## Requirements
Filter the entries that follow, copying every line in which the word "date" appears.

— Begin Dataset content —

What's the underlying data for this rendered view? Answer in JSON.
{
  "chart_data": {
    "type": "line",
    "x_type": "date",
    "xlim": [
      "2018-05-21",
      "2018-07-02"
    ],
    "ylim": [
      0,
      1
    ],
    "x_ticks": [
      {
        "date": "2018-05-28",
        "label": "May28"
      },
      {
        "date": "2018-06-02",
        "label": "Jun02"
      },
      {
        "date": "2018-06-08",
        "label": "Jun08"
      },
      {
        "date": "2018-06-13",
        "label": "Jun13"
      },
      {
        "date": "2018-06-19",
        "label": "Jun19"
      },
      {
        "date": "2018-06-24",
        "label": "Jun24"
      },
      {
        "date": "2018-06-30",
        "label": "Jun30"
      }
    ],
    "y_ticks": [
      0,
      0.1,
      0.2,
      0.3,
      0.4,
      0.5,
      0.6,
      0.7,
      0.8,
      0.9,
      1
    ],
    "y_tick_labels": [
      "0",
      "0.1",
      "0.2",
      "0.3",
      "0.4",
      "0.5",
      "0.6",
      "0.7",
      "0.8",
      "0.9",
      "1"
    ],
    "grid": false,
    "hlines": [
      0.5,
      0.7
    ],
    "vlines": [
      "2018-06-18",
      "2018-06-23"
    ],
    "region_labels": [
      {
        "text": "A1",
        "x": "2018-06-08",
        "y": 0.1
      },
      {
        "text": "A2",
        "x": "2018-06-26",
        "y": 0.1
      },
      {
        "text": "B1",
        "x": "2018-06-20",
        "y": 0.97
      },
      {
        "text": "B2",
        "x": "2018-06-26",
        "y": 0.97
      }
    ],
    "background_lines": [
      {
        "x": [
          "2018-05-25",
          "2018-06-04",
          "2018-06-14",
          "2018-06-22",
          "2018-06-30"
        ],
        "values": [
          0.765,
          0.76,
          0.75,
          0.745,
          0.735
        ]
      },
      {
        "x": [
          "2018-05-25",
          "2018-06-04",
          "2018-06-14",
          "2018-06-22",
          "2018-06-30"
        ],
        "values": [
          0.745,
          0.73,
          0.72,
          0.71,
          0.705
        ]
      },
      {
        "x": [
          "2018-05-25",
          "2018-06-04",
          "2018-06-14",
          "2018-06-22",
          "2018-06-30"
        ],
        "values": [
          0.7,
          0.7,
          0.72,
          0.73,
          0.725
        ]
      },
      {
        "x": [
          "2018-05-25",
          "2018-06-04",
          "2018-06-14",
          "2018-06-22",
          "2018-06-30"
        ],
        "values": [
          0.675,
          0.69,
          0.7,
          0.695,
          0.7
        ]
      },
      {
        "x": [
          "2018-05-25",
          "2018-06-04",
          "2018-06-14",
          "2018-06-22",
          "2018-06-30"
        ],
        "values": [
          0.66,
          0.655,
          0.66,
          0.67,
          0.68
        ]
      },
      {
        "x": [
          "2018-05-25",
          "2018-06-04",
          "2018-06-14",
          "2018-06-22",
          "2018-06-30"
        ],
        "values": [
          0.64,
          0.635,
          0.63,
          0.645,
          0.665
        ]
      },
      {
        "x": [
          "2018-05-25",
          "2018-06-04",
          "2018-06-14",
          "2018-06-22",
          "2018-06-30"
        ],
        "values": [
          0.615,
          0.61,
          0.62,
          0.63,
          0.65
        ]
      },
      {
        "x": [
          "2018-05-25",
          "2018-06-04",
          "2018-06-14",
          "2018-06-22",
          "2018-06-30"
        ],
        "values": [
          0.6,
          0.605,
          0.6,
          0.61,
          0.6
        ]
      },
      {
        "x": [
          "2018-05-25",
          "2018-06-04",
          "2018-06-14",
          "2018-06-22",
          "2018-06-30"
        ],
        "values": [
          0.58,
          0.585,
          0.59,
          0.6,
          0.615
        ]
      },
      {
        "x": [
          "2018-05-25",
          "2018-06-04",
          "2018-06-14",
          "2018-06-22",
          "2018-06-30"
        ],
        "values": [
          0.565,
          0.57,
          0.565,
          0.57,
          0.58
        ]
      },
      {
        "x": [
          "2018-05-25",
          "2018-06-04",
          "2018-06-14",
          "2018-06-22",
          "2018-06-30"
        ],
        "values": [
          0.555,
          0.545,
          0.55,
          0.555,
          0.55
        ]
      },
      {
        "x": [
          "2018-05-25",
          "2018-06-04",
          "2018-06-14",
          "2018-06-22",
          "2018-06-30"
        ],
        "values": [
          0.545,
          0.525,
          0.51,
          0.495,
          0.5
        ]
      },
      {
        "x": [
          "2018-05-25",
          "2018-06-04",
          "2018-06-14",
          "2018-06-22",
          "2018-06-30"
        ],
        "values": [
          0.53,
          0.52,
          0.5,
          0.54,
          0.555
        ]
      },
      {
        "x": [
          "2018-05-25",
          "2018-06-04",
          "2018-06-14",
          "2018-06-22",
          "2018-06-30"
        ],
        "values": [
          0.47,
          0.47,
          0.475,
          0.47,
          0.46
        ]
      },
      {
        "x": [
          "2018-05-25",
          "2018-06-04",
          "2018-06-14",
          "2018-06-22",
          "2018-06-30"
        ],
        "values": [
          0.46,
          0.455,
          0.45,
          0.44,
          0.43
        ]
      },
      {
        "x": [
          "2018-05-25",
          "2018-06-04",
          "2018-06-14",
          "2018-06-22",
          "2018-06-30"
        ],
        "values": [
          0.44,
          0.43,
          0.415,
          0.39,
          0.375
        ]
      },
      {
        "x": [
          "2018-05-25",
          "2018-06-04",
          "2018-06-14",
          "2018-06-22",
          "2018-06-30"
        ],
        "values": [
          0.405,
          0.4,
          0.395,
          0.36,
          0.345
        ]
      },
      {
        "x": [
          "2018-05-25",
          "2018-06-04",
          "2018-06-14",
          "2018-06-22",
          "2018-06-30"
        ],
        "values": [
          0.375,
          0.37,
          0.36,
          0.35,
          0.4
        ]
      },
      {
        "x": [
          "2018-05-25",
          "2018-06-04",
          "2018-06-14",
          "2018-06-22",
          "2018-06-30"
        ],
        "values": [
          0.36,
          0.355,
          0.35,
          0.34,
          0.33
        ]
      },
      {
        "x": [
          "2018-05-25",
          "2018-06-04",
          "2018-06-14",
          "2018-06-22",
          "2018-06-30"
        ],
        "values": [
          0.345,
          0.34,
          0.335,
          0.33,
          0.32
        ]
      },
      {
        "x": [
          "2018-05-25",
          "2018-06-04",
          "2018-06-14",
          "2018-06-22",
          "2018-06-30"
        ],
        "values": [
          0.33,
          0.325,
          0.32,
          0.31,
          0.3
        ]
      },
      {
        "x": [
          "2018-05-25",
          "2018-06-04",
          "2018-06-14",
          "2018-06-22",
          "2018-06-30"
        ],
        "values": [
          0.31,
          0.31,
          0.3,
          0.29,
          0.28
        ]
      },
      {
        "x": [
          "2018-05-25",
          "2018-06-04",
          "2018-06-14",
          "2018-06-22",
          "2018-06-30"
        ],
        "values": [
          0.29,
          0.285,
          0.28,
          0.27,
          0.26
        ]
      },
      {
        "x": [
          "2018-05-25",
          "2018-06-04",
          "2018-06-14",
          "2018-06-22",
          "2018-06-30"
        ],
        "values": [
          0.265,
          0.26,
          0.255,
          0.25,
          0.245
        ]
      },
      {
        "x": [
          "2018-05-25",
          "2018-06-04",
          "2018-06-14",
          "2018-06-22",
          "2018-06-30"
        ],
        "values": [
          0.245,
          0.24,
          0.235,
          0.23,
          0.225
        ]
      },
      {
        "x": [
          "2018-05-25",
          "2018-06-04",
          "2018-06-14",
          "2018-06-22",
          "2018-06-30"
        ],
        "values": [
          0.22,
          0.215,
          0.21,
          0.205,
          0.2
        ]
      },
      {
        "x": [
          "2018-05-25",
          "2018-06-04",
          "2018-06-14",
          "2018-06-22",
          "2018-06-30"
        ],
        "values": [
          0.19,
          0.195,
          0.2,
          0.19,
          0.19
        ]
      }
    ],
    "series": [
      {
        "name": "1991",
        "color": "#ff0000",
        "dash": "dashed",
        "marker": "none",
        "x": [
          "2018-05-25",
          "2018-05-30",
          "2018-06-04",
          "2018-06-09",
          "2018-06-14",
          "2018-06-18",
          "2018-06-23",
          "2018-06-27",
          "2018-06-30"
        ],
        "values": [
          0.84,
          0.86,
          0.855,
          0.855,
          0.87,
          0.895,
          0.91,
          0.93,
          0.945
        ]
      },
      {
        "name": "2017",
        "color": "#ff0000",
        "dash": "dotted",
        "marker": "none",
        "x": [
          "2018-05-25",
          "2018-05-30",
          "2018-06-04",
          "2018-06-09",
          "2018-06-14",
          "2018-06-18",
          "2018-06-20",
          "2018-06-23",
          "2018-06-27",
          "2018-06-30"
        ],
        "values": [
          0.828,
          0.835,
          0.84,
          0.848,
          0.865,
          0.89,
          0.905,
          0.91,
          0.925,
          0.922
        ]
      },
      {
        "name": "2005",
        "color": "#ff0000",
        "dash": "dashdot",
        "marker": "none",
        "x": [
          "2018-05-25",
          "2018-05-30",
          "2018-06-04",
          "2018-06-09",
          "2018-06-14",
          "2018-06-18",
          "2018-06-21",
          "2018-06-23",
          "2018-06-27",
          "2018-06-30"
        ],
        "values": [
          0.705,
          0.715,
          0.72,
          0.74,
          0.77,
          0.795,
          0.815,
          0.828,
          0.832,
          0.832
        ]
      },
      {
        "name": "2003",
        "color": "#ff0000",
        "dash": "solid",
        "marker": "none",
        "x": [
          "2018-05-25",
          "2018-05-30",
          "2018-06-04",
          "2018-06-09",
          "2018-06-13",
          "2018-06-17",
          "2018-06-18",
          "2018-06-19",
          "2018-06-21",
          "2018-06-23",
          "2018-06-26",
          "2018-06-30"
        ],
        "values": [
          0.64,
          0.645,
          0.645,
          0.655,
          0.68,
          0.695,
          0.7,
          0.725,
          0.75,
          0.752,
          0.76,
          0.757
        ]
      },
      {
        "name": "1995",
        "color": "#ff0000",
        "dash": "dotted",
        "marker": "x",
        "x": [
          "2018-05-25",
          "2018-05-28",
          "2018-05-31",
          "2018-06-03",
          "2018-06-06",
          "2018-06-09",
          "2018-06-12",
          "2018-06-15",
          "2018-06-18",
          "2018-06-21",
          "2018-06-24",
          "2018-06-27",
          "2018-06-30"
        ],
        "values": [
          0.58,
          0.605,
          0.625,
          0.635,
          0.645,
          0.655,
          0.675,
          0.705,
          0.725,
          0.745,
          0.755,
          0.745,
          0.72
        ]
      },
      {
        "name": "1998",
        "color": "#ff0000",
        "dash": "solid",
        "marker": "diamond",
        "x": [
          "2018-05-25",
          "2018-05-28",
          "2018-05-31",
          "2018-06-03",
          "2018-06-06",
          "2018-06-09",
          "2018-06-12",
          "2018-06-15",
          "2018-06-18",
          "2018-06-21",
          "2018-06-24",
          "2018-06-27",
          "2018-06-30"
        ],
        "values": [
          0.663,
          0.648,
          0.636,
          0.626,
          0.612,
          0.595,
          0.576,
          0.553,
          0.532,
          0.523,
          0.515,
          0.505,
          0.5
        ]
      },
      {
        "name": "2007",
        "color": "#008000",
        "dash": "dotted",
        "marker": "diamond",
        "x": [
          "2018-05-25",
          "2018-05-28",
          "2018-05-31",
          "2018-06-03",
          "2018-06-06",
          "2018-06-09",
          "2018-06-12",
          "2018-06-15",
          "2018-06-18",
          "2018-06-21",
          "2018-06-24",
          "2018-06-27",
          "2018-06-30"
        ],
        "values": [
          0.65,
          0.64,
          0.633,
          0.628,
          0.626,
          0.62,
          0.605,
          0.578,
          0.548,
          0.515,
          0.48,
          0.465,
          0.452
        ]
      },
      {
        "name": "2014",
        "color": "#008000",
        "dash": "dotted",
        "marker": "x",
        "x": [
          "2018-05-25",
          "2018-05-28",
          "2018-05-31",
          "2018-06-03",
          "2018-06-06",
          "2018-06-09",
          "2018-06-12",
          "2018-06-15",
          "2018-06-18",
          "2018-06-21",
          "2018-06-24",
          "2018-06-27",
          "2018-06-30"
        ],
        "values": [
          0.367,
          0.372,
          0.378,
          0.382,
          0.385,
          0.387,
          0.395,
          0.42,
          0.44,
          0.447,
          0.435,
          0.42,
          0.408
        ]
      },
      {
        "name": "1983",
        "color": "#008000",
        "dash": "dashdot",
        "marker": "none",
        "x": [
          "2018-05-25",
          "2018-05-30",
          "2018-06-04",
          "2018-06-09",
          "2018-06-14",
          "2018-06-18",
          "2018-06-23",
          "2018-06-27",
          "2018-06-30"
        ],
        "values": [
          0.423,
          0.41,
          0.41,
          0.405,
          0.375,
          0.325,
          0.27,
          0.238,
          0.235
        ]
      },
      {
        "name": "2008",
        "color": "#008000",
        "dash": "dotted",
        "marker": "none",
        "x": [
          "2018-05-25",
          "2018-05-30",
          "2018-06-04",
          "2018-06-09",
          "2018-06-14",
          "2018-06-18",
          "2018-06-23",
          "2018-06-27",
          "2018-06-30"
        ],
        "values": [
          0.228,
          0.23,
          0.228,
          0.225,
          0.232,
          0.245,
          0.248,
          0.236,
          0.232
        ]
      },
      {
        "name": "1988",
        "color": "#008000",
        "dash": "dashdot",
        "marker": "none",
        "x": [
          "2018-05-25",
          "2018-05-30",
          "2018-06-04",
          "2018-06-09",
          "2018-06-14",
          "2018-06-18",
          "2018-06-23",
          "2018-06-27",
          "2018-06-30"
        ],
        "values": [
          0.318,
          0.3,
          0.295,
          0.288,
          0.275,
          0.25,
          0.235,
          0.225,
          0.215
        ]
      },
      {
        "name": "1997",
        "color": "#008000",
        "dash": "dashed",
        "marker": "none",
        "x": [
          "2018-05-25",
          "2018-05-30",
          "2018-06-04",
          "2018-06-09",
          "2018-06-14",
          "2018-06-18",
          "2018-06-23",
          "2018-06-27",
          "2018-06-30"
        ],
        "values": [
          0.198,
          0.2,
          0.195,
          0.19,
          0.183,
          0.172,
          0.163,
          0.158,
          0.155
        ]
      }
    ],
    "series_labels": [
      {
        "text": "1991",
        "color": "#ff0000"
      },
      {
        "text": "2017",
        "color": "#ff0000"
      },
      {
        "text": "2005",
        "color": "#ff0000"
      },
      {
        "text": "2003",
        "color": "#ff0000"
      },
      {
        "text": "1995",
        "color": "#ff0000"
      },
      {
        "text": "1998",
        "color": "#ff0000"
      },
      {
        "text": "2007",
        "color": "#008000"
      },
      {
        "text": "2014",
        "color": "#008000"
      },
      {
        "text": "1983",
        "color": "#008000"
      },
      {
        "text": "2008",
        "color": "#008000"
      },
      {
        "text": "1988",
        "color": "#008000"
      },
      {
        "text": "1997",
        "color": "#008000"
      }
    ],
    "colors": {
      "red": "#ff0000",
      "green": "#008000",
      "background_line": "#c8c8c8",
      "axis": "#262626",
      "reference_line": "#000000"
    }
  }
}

— End Dataset content —

## Written answer
    "x_type": "date",
        "date": "2018-05-28",
        "date": "2018-06-02",
        "date": "2018-06-08",
        "date": "2018-06-13",
        "date": "2018-06-19",
        "date": "2018-06-24",
        "date": "2018-06-30",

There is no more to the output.